• [Task statement]:
In the material below, the lines containing the word "หารส" are required; copy each of them.
<<<<
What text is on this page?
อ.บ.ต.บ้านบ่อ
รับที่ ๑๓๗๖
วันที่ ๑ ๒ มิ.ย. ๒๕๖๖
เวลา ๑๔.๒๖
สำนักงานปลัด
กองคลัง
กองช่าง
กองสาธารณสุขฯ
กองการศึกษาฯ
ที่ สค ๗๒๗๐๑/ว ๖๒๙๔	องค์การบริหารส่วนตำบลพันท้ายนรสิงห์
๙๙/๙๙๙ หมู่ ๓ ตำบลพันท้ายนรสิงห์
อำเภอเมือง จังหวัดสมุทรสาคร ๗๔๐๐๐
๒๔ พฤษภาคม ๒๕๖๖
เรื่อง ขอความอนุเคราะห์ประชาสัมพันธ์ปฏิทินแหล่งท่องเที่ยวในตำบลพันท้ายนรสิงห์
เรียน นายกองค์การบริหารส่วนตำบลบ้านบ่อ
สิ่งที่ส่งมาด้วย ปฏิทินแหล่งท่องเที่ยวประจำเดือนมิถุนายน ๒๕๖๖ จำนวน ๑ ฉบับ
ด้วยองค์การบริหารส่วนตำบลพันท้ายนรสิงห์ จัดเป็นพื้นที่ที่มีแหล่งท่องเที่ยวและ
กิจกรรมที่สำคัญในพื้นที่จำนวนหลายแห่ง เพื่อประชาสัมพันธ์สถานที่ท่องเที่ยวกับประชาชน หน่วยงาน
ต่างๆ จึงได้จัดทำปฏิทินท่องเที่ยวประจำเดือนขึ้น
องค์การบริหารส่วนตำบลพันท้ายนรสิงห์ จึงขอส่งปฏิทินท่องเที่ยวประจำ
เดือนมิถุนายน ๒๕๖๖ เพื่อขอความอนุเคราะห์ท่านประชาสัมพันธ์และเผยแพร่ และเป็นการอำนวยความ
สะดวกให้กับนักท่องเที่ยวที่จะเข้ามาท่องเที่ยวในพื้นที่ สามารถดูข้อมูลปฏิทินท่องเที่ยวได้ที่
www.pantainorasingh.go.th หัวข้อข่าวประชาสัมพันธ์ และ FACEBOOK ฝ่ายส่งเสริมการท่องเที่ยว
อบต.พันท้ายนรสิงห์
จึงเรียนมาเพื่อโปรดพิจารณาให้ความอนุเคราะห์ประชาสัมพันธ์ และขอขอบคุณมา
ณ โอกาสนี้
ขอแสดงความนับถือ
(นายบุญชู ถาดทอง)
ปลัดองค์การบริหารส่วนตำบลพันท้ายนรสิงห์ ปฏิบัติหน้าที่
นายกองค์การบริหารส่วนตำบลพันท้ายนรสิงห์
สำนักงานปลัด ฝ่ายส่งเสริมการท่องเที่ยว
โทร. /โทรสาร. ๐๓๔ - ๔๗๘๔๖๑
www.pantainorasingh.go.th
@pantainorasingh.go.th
>>>>
• [Written answer]:
ที่ สค ๗๒๗๐๑/ว ๖๒๙๔	องค์การบริหารส่วนตำบลพันท้ายนรสิงห์
เรียน นายกองค์การบริหารส่วนตำบลบ้านบ่อ
ด้วยองค์การบริหารส่วนตำบลพันท้ายนรสิงห์ จัดเป็นพื้นที่ที่มีแหล่งท่องเที่ยวและ
องค์การบริหารส่วนตำบลพันท้ายนรสิงห์ จึงขอส่งปฏิทินท่องเที่ยวประจำ
ปลัดองค์การบริหารส่วนตำบลพันท้ายนรสิงห์ ปฏิบัติหน้าที่
นายกองค์การบริหารส่วนตำบลพันท้ายนรสิงห์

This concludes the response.